===== EXCERPTED DATA =====
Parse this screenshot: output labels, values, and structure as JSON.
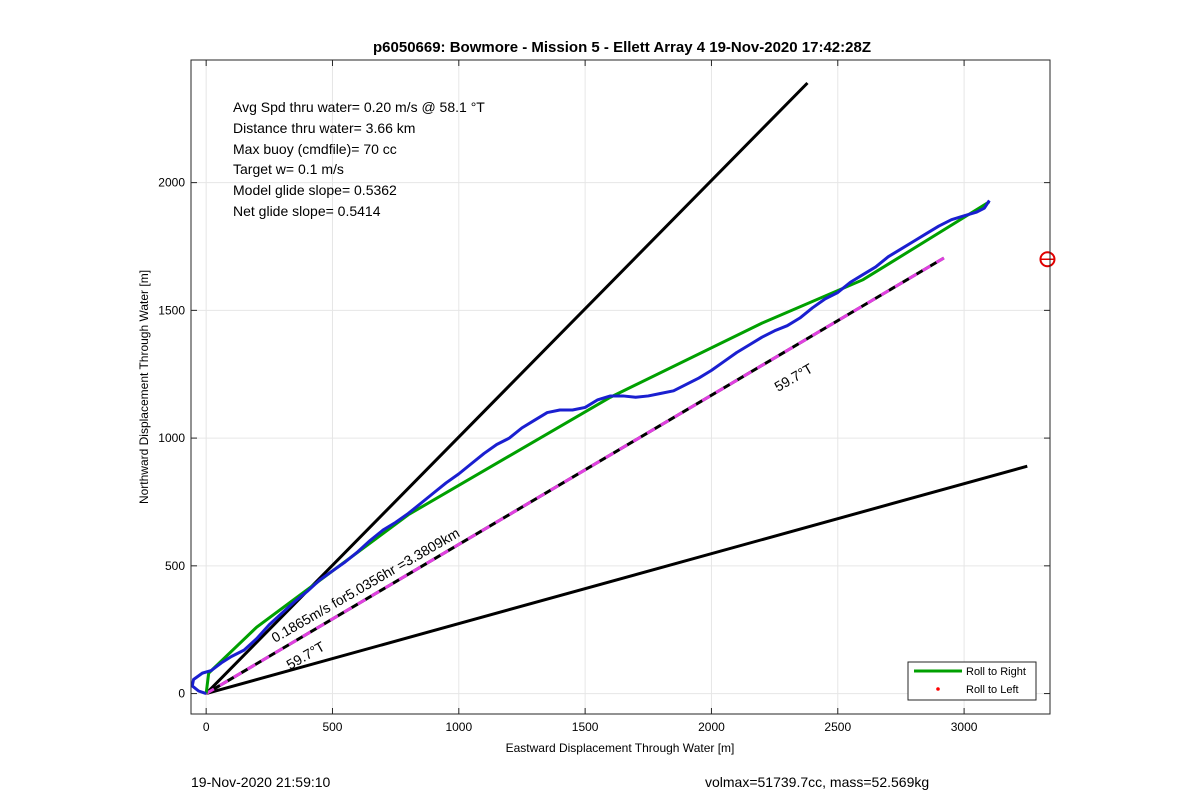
{
  "chart_data": {
    "type": "line",
    "title": "p6050669: Bowmore - Mission 5 - Ellett Array 4 19-Nov-2020 17:42:28Z",
    "xlabel": "Eastward Displacement Through Water [m]",
    "ylabel": "Northward Displacement Through Water [m]",
    "xlim": [
      -60,
      3340
    ],
    "ylim": [
      -80,
      2480
    ],
    "xticks": [
      0,
      500,
      1000,
      1500,
      2000,
      2500,
      3000
    ],
    "yticks": [
      0,
      500,
      1000,
      1500,
      2000
    ],
    "grid": true,
    "stats_text": [
      "Avg Spd thru water=  0.20 m/s @  58.1 °T",
      "Distance thru water=  3.66 km",
      "Max buoy (cmdfile)= 70 cc",
      "Target w= 0.1 m/s",
      "Model glide slope= 0.5362",
      "Net glide slope= 0.5414"
    ],
    "annotations": {
      "heading_upper": "59.7°T",
      "heading_lower": "59.7°T",
      "track_summary": "0.1865m/s for5.0356hr =3.3809km"
    },
    "series": [
      {
        "name": "Roll to Right",
        "style": "line",
        "color": "#00a000",
        "x": [
          0,
          10,
          200,
          800,
          1600,
          2200,
          2600,
          3100
        ],
        "y": [
          0,
          80,
          260,
          700,
          1160,
          1450,
          1620,
          1925
        ]
      },
      {
        "name": "Roll to Left",
        "style": "point",
        "color": "#ff0000",
        "x": [],
        "y": []
      }
    ],
    "track": {
      "color": "#1a1fd0",
      "x": [
        0,
        -30,
        -55,
        -50,
        -15,
        20,
        60,
        100,
        150,
        200,
        250,
        300,
        350,
        400,
        450,
        500,
        550,
        600,
        650,
        700,
        750,
        800,
        850,
        900,
        950,
        1000,
        1050,
        1100,
        1150,
        1200,
        1250,
        1300,
        1350,
        1400,
        1450,
        1500,
        1550,
        1600,
        1650,
        1700,
        1750,
        1800,
        1850,
        1900,
        1950,
        2000,
        2050,
        2100,
        2150,
        2200,
        2250,
        2300,
        2350,
        2400,
        2450,
        2500,
        2550,
        2600,
        2650,
        2700,
        2750,
        2800,
        2850,
        2900,
        2950,
        3000,
        3050,
        3080,
        3100
      ],
      "y": [
        0,
        10,
        30,
        55,
        80,
        90,
        120,
        145,
        170,
        215,
        270,
        315,
        360,
        400,
        445,
        480,
        515,
        555,
        600,
        640,
        670,
        705,
        745,
        785,
        825,
        860,
        900,
        940,
        975,
        1000,
        1040,
        1070,
        1100,
        1110,
        1110,
        1120,
        1150,
        1165,
        1165,
        1160,
        1165,
        1175,
        1185,
        1210,
        1235,
        1265,
        1300,
        1335,
        1365,
        1395,
        1420,
        1440,
        1470,
        1510,
        1545,
        1570,
        1610,
        1640,
        1670,
        1710,
        1740,
        1770,
        1800,
        1830,
        1855,
        1870,
        1885,
        1900,
        1930
      ]
    },
    "reference_lines": [
      {
        "role": "upper-bound",
        "color": "#000000",
        "x": [
          0,
          2380
        ],
        "y": [
          0,
          2390
        ]
      },
      {
        "role": "lower-bound",
        "color": "#000000",
        "x": [
          0,
          3250
        ],
        "y": [
          0,
          890
        ]
      },
      {
        "role": "heading-59.7T",
        "color": "#e040e0",
        "dash_color": "#000000",
        "x": [
          0,
          2920
        ],
        "y": [
          0,
          1705
        ]
      }
    ],
    "target_marker": {
      "color": "#e00000",
      "x": 3330,
      "y": 1700
    },
    "legend": {
      "placement": "bottom-right",
      "entries": [
        "Roll to Right",
        "Roll to Left"
      ]
    }
  },
  "footer": {
    "timestamp": "19-Nov-2020 21:59:10",
    "volume_mass": "volmax=51739.7cc, mass=52.569kg"
  },
  "colors": {
    "grid": "#e6e6e6",
    "axes": "#262626"
  }
}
=====
=== JOB ===
Set down the material exactly, every line of it, except for the pictures.

=== RIGHT ANSWER ===
Parse this screenshot: output labels, values, and structure as JSON.
{
  "chart_data": {
    "type": "line",
    "title": "p6050669: Bowmore - Mission 5 - Ellett Array 4 19-Nov-2020 17:42:28Z",
    "xlabel": "Eastward Displacement Through Water [m]",
    "ylabel": "Northward Displacement Through Water [m]",
    "xlim": [
      -60,
      3340
    ],
    "ylim": [
      -80,
      2480
    ],
    "xticks": [
      0,
      500,
      1000,
      1500,
      2000,
      2500,
      3000
    ],
    "yticks": [
      0,
      500,
      1000,
      1500,
      2000
    ],
    "grid": true,
    "stats_text": [
      "Avg Spd thru water=  0.20 m/s @  58.1 °T",
      "Distance thru water=  3.66 km",
      "Max buoy (cmdfile)= 70 cc",
      "Target w= 0.1 m/s",
      "Model glide slope= 0.5362",
      "Net glide slope= 0.5414"
    ],
    "annotations": {
      "heading_upper": "59.7°T",
      "heading_lower": "59.7°T",
      "track_summary": "0.1865m/s for5.0356hr =3.3809km"
    },
    "series": [
      {
        "name": "Roll to Right",
        "style": "line",
        "color": "#00a000",
        "x": [
          0,
          10,
          200,
          800,
          1600,
          2200,
          2600,
          3100
        ],
        "y": [
          0,
          80,
          260,
          700,
          1160,
          1450,
          1620,
          1925
        ]
      },
      {
        "name": "Roll to Left",
        "style": "point",
        "color": "#ff0000",
        "x": [],
        "y": []
      }
    ],
    "track": {
      "color": "#1a1fd0",
      "x": [
        0,
        -30,
        -55,
        -50,
        -15,
        20,
        60,
        100,
        150,
        200,
        250,
        300,
        350,
        400,
        450,
        500,
        550,
        600,
        650,
        700,
        750,
        800,
        850,
        900,
        950,
        1000,
        1050,
        1100,
        1150,
        1200,
        1250,
        1300,
        1350,
        1400,
        1450,
        1500,
        1550,
        1600,
        1650,
        1700,
        1750,
        1800,
        1850,
        1900,
        1950,
        2000,
        2050,
        2100,
        2150,
        2200,
        2250,
        2300,
        2350,
        2400,
        2450,
        2500,
        2550,
        2600,
        2650,
        2700,
        2750,
        2800,
        2850,
        2900,
        2950,
        3000,
        3050,
        3080,
        3100
      ],
      "y": [
        0,
        10,
        30,
        55,
        80,
        90,
        120,
        145,
        170,
        215,
        270,
        315,
        360,
        400,
        445,
        480,
        515,
        555,
        600,
        640,
        670,
        705,
        745,
        785,
        825,
        860,
        900,
        940,
        975,
        1000,
        1040,
        1070,
        1100,
        1110,
        1110,
        1120,
        1150,
        1165,
        1165,
        1160,
        1165,
        1175,
        1185,
        1210,
        1235,
        1265,
        1300,
        1335,
        1365,
        1395,
        1420,
        1440,
        1470,
        1510,
        1545,
        1570,
        1610,
        1640,
        1670,
        1710,
        1740,
        1770,
        1800,
        1830,
        1855,
        1870,
        1885,
        1900,
        1930
      ]
    },
    "reference_lines": [
      {
        "role": "upper-bound",
        "color": "#000000",
        "x": [
          0,
          2380
        ],
        "y": [
          0,
          2390
        ]
      },
      {
        "role": "lower-bound",
        "color": "#000000",
        "x": [
          0,
          3250
        ],
        "y": [
          0,
          890
        ]
      },
      {
        "role": "heading-59.7T",
        "color": "#e040e0",
        "dash_color": "#000000",
        "x": [
          0,
          2920
        ],
        "y": [
          0,
          1705
        ]
      }
    ],
    "target_marker": {
      "color": "#e00000",
      "x": 3330,
      "y": 1700
    },
    "legend": {
      "placement": "bottom-right",
      "entries": [
        "Roll to Right",
        "Roll to Left"
      ]
    }
  },
  "footer": {
    "timestamp": "19-Nov-2020 21:59:10",
    "volume_mass": "volmax=51739.7cc, mass=52.569kg"
  },
  "colors": {
    "grid": "#e6e6e6",
    "axes": "#262626"
  }
}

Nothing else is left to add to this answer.